Skip the images and return the records below exactly.
— start of Data listing —
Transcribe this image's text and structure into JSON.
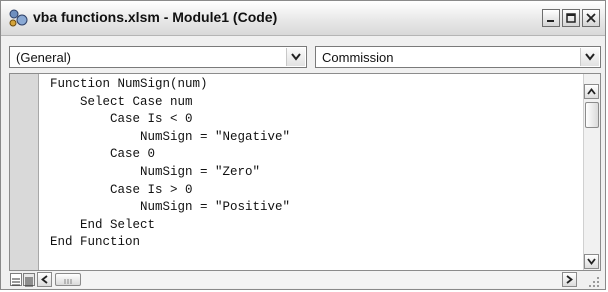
{
  "window": {
    "title": "vba functions.xlsm - Module1 (Code)"
  },
  "combos": {
    "object": "(General)",
    "procedure": "Commission"
  },
  "code_lines": [
    "Function NumSign(num)",
    "    Select Case num",
    "        Case Is < 0",
    "            NumSign = \"Negative\"",
    "        Case 0",
    "            NumSign = \"Zero\"",
    "        Case Is > 0",
    "            NumSign = \"Positive\"",
    "    End Select",
    "End Function"
  ],
  "icons": {
    "app": "vba-module-icon",
    "minimize": "minimize-icon",
    "maximize": "maximize-icon",
    "close": "close-icon",
    "dropdown": "chevron-down-icon"
  },
  "colors": {
    "title_bg": "#e6e6e6",
    "editor_bg": "#ffffff",
    "margin_bg": "#d9d9d9"
  }
}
— end of Data listing —
Output below:
Transcribe this image's text and structure into JSON.
{
  "window": {
    "title": "vba functions.xlsm - Module1 (Code)"
  },
  "combos": {
    "object": "(General)",
    "procedure": "Commission"
  },
  "code_lines": [
    "Function NumSign(num)",
    "    Select Case num",
    "        Case Is < 0",
    "            NumSign = \"Negative\"",
    "        Case 0",
    "            NumSign = \"Zero\"",
    "        Case Is > 0",
    "            NumSign = \"Positive\"",
    "    End Select",
    "End Function"
  ],
  "icons": {
    "app": "vba-module-icon",
    "minimize": "minimize-icon",
    "maximize": "maximize-icon",
    "close": "close-icon",
    "dropdown": "chevron-down-icon"
  },
  "colors": {
    "title_bg": "#e6e6e6",
    "editor_bg": "#ffffff",
    "margin_bg": "#d9d9d9"
  }
}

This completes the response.